The exercise: Write out every entry, unchanged. Skip any picture.

Data for this exercise:
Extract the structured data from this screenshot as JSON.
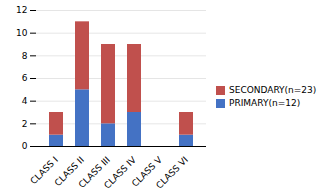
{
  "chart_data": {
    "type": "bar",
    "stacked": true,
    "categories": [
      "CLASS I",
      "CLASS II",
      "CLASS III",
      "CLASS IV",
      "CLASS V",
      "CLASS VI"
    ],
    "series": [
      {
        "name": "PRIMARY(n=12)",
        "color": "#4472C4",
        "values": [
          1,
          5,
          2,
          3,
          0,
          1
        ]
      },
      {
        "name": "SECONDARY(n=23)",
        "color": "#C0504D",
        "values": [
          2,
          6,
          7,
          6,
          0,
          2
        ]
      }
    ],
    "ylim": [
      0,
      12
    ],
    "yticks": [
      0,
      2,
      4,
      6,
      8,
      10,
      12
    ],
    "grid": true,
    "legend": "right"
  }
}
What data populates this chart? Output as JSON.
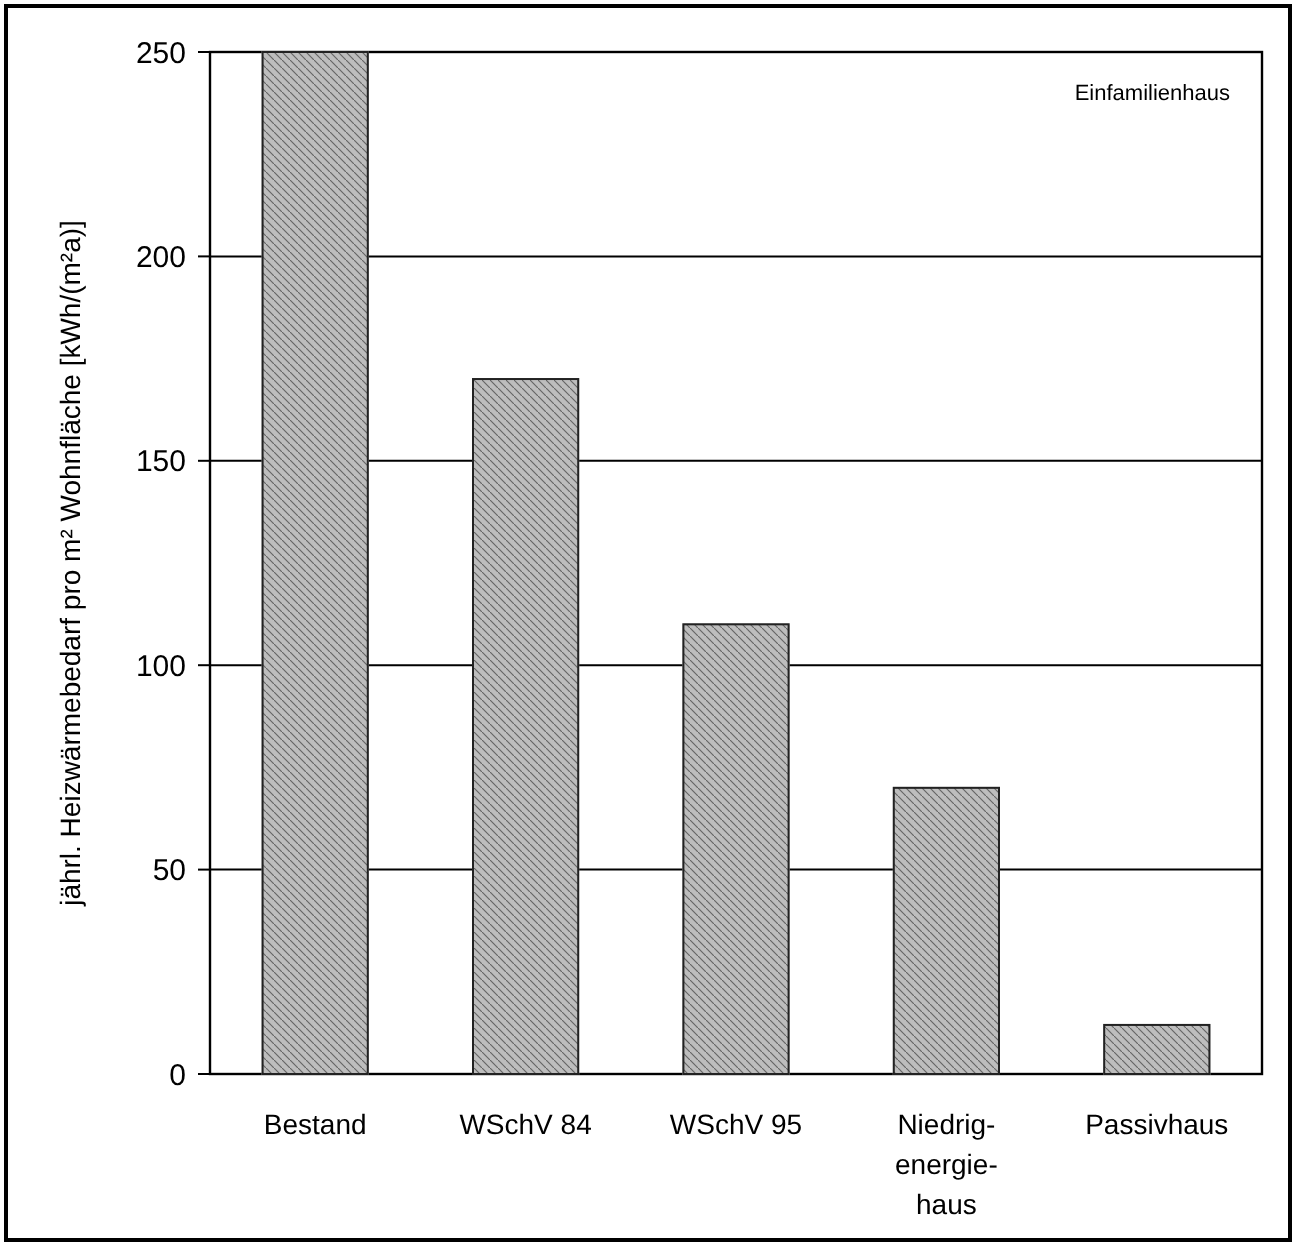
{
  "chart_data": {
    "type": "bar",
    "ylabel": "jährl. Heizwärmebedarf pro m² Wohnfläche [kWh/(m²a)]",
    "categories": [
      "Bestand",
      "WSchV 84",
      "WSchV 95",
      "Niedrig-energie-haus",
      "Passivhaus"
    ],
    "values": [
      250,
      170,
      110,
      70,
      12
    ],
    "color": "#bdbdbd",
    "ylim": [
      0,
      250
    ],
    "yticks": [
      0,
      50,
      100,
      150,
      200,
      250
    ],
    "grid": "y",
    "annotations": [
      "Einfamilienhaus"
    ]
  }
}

Output for this task:
Extract the structured data from this screenshot as JSON.
{
  "chart_data": {
    "type": "bar",
    "stacked": true,
    "categories": [
      "CLASS I",
      "CLASS II",
      "CLASS III",
      "CLASS IV",
      "CLASS V",
      "CLASS VI"
    ],
    "series": [
      {
        "name": "PRIMARY(n=12)",
        "color": "#4472C4",
        "values": [
          1,
          5,
          2,
          3,
          0,
          1
        ]
      },
      {
        "name": "SECONDARY(n=23)",
        "color": "#C0504D",
        "values": [
          2,
          6,
          7,
          6,
          0,
          2
        ]
      }
    ],
    "ylim": [
      0,
      12
    ],
    "yticks": [
      0,
      2,
      4,
      6,
      8,
      10,
      12
    ],
    "grid": true,
    "legend": "right"
  }
}
What data populates this chart? Output as JSON.
{
  "chart_data": {
    "type": "bar",
    "ylabel": "jährl. Heizwärmebedarf pro m² Wohnfläche [kWh/(m²a)]",
    "categories": [
      "Bestand",
      "WSchV 84",
      "WSchV 95",
      "Niedrig-energie-haus",
      "Passivhaus"
    ],
    "values": [
      250,
      170,
      110,
      70,
      12
    ],
    "color": "#bdbdbd",
    "ylim": [
      0,
      250
    ],
    "yticks": [
      0,
      50,
      100,
      150,
      200,
      250
    ],
    "grid": "y",
    "annotations": [
      "Einfamilienhaus"
    ]
  }
}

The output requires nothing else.